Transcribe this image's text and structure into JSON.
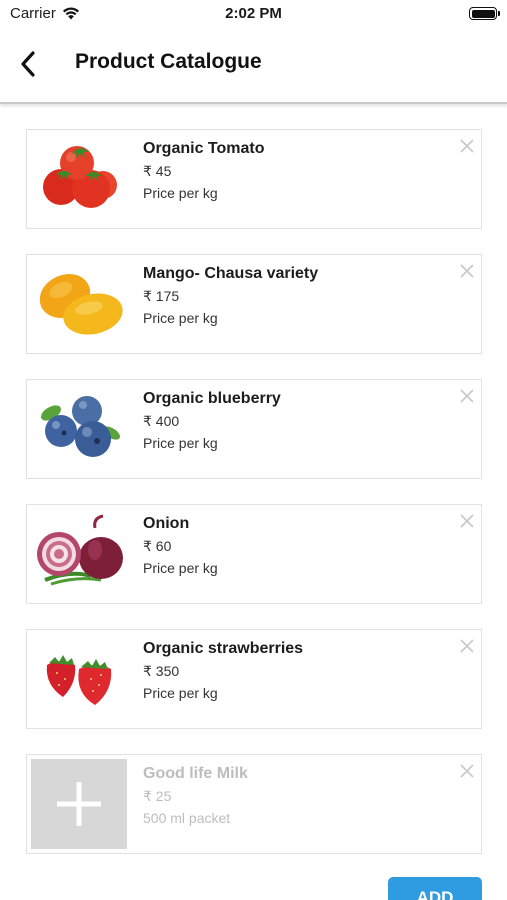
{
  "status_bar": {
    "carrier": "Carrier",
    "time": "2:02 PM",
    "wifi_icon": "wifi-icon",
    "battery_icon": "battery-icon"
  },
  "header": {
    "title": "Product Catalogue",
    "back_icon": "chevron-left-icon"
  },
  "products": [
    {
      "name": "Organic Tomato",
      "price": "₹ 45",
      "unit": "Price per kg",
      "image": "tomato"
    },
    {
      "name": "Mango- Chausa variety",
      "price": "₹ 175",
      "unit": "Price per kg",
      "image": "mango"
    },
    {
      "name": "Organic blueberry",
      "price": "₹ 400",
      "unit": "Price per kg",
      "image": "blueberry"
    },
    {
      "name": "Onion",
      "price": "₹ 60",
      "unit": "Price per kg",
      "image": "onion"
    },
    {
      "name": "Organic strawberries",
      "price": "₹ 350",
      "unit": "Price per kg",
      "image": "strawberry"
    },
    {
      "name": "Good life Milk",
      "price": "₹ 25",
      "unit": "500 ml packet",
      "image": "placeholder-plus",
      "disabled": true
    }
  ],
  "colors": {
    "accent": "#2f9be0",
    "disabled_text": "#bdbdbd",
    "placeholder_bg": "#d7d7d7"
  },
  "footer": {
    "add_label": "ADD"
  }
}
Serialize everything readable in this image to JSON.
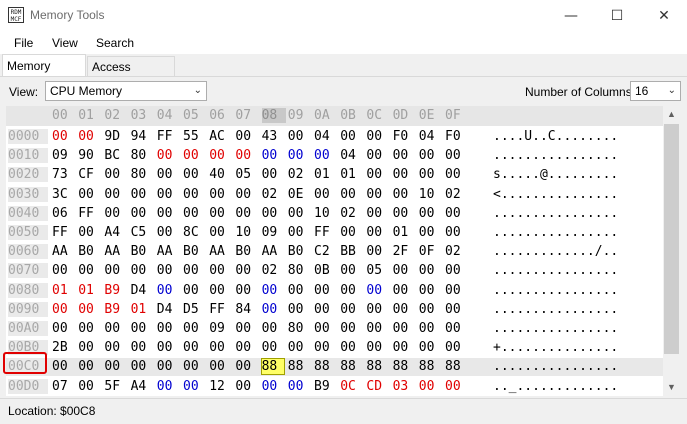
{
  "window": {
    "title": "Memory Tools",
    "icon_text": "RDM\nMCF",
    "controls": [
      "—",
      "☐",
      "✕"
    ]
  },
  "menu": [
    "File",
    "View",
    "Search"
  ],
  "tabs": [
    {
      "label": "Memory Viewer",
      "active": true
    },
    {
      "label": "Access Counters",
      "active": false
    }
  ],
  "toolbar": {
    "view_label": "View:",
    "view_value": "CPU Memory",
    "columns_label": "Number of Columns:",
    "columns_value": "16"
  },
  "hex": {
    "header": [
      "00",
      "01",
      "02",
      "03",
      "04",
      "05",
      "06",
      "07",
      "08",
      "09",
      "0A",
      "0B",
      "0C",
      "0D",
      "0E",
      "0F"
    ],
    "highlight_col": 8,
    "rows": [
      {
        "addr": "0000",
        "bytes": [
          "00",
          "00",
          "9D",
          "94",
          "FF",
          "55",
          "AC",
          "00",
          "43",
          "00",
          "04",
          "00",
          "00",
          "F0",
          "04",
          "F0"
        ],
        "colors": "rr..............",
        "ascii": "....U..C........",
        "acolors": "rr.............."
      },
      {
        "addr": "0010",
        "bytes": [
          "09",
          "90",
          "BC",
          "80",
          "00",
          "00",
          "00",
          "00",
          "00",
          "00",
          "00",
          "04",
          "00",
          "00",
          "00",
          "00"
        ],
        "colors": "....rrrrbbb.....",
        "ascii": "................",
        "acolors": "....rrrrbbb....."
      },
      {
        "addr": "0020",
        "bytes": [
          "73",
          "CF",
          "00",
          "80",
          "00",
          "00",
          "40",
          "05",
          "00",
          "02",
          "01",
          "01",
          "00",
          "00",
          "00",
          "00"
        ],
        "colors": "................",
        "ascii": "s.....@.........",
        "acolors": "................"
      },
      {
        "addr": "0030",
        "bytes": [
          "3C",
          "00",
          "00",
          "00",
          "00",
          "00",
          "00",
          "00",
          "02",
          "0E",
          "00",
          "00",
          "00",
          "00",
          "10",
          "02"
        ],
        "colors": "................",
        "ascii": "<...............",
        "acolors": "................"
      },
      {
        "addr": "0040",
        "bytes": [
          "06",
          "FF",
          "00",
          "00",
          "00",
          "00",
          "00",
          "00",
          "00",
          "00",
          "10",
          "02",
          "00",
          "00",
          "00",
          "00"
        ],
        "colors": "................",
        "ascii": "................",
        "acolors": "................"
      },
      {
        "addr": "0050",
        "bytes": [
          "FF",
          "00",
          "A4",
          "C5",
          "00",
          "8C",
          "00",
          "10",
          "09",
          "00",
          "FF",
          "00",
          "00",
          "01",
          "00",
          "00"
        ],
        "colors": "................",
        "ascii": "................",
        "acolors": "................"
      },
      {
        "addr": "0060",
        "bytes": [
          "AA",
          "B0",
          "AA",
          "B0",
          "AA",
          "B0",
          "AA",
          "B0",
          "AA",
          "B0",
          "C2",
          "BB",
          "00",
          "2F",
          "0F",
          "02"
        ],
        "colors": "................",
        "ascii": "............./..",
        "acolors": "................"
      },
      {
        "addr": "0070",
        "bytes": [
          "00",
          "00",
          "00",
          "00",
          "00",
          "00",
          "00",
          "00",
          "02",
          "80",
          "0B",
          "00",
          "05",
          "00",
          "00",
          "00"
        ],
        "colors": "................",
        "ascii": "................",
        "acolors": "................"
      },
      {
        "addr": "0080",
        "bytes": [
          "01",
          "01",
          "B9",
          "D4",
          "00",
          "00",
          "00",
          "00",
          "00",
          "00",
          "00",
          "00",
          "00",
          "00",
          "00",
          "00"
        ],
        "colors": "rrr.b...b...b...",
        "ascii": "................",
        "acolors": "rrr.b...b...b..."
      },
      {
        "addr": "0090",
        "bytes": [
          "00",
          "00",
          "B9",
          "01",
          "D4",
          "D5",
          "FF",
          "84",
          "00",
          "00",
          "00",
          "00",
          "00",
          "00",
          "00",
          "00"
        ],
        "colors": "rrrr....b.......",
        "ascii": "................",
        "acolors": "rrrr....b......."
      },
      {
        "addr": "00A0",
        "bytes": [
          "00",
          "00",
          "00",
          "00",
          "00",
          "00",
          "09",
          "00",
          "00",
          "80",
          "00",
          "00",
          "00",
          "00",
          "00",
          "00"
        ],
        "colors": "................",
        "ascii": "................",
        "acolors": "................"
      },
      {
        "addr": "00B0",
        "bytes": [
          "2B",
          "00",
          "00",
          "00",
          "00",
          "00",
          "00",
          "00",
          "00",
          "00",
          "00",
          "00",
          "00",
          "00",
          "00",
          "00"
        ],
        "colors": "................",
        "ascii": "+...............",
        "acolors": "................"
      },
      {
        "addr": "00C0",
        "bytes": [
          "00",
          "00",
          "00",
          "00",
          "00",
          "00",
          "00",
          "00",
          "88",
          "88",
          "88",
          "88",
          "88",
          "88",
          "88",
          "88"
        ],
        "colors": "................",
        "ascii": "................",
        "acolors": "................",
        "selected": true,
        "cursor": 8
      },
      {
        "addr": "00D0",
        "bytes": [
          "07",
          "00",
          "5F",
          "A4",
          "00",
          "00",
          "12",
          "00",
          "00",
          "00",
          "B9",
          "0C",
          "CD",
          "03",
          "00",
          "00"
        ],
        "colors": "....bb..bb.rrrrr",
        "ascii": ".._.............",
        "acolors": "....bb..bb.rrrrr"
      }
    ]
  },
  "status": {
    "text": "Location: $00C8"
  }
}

EXERCISE :: Working from the material above, transcribe it exactly while omitting pictures.

FULL SOLUTION ::
Transcribe this image's text and structure into JSON.
{
  "status_bar": {
    "carrier": "Carrier",
    "time": "2:02 PM",
    "wifi_icon": "wifi-icon",
    "battery_icon": "battery-icon"
  },
  "header": {
    "title": "Product Catalogue",
    "back_icon": "chevron-left-icon"
  },
  "products": [
    {
      "name": "Organic Tomato",
      "price": "₹ 45",
      "unit": "Price per kg",
      "image": "tomato"
    },
    {
      "name": "Mango- Chausa variety",
      "price": "₹ 175",
      "unit": "Price per kg",
      "image": "mango"
    },
    {
      "name": "Organic blueberry",
      "price": "₹ 400",
      "unit": "Price per kg",
      "image": "blueberry"
    },
    {
      "name": "Onion",
      "price": "₹ 60",
      "unit": "Price per kg",
      "image": "onion"
    },
    {
      "name": "Organic strawberries",
      "price": "₹ 350",
      "unit": "Price per kg",
      "image": "strawberry"
    },
    {
      "name": "Good life Milk",
      "price": "₹ 25",
      "unit": "500 ml packet",
      "image": "placeholder-plus",
      "disabled": true
    }
  ],
  "colors": {
    "accent": "#2f9be0",
    "disabled_text": "#bdbdbd",
    "placeholder_bg": "#d7d7d7"
  },
  "footer": {
    "add_label": "ADD"
  }
}
Serialize everything readable in this image to JSON.
{
  "window": {
    "title": "Memory Tools",
    "icon_text": "RDM\nMCF",
    "controls": [
      "—",
      "☐",
      "✕"
    ]
  },
  "menu": [
    "File",
    "View",
    "Search"
  ],
  "tabs": [
    {
      "label": "Memory Viewer",
      "active": true
    },
    {
      "label": "Access Counters",
      "active": false
    }
  ],
  "toolbar": {
    "view_label": "View:",
    "view_value": "CPU Memory",
    "columns_label": "Number of Columns:",
    "columns_value": "16"
  },
  "hex": {
    "header": [
      "00",
      "01",
      "02",
      "03",
      "04",
      "05",
      "06",
      "07",
      "08",
      "09",
      "0A",
      "0B",
      "0C",
      "0D",
      "0E",
      "0F"
    ],
    "highlight_col": 8,
    "rows": [
      {
        "addr": "0000",
        "bytes": [
          "00",
          "00",
          "9D",
          "94",
          "FF",
          "55",
          "AC",
          "00",
          "43",
          "00",
          "04",
          "00",
          "00",
          "F0",
          "04",
          "F0"
        ],
        "colors": "rr..............",
        "ascii": "....U..C........",
        "acolors": "rr.............."
      },
      {
        "addr": "0010",
        "bytes": [
          "09",
          "90",
          "BC",
          "80",
          "00",
          "00",
          "00",
          "00",
          "00",
          "00",
          "00",
          "04",
          "00",
          "00",
          "00",
          "00"
        ],
        "colors": "....rrrrbbb.....",
        "ascii": "................",
        "acolors": "....rrrrbbb....."
      },
      {
        "addr": "0020",
        "bytes": [
          "73",
          "CF",
          "00",
          "80",
          "00",
          "00",
          "40",
          "05",
          "00",
          "02",
          "01",
          "01",
          "00",
          "00",
          "00",
          "00"
        ],
        "colors": "................",
        "ascii": "s.....@.........",
        "acolors": "................"
      },
      {
        "addr": "0030",
        "bytes": [
          "3C",
          "00",
          "00",
          "00",
          "00",
          "00",
          "00",
          "00",
          "02",
          "0E",
          "00",
          "00",
          "00",
          "00",
          "10",
          "02"
        ],
        "colors": "................",
        "ascii": "<...............",
        "acolors": "................"
      },
      {
        "addr": "0040",
        "bytes": [
          "06",
          "FF",
          "00",
          "00",
          "00",
          "00",
          "00",
          "00",
          "00",
          "00",
          "10",
          "02",
          "00",
          "00",
          "00",
          "00"
        ],
        "colors": "................",
        "ascii": "................",
        "acolors": "................"
      },
      {
        "addr": "0050",
        "bytes": [
          "FF",
          "00",
          "A4",
          "C5",
          "00",
          "8C",
          "00",
          "10",
          "09",
          "00",
          "FF",
          "00",
          "00",
          "01",
          "00",
          "00"
        ],
        "colors": "................",
        "ascii": "................",
        "acolors": "................"
      },
      {
        "addr": "0060",
        "bytes": [
          "AA",
          "B0",
          "AA",
          "B0",
          "AA",
          "B0",
          "AA",
          "B0",
          "AA",
          "B0",
          "C2",
          "BB",
          "00",
          "2F",
          "0F",
          "02"
        ],
        "colors": "................",
        "ascii": "............./..",
        "acolors": "................"
      },
      {
        "addr": "0070",
        "bytes": [
          "00",
          "00",
          "00",
          "00",
          "00",
          "00",
          "00",
          "00",
          "02",
          "80",
          "0B",
          "00",
          "05",
          "00",
          "00",
          "00"
        ],
        "colors": "................",
        "ascii": "................",
        "acolors": "................"
      },
      {
        "addr": "0080",
        "bytes": [
          "01",
          "01",
          "B9",
          "D4",
          "00",
          "00",
          "00",
          "00",
          "00",
          "00",
          "00",
          "00",
          "00",
          "00",
          "00",
          "00"
        ],
        "colors": "rrr.b...b...b...",
        "ascii": "................",
        "acolors": "rrr.b...b...b..."
      },
      {
        "addr": "0090",
        "bytes": [
          "00",
          "00",
          "B9",
          "01",
          "D4",
          "D5",
          "FF",
          "84",
          "00",
          "00",
          "00",
          "00",
          "00",
          "00",
          "00",
          "00"
        ],
        "colors": "rrrr....b.......",
        "ascii": "................",
        "acolors": "rrrr....b......."
      },
      {
        "addr": "00A0",
        "bytes": [
          "00",
          "00",
          "00",
          "00",
          "00",
          "00",
          "09",
          "00",
          "00",
          "80",
          "00",
          "00",
          "00",
          "00",
          "00",
          "00"
        ],
        "colors": "................",
        "ascii": "................",
        "acolors": "................"
      },
      {
        "addr": "00B0",
        "bytes": [
          "2B",
          "00",
          "00",
          "00",
          "00",
          "00",
          "00",
          "00",
          "00",
          "00",
          "00",
          "00",
          "00",
          "00",
          "00",
          "00"
        ],
        "colors": "................",
        "ascii": "+...............",
        "acolors": "................"
      },
      {
        "addr": "00C0",
        "bytes": [
          "00",
          "00",
          "00",
          "00",
          "00",
          "00",
          "00",
          "00",
          "88",
          "88",
          "88",
          "88",
          "88",
          "88",
          "88",
          "88"
        ],
        "colors": "................",
        "ascii": "................",
        "acolors": "................",
        "selected": true,
        "cursor": 8
      },
      {
        "addr": "00D0",
        "bytes": [
          "07",
          "00",
          "5F",
          "A4",
          "00",
          "00",
          "12",
          "00",
          "00",
          "00",
          "B9",
          "0C",
          "CD",
          "03",
          "00",
          "00"
        ],
        "colors": "....bb..bb.rrrrr",
        "ascii": ".._.............",
        "acolors": "....bb..bb.rrrrr"
      }
    ]
  },
  "status": {
    "text": "Location: $00C8"
  }
}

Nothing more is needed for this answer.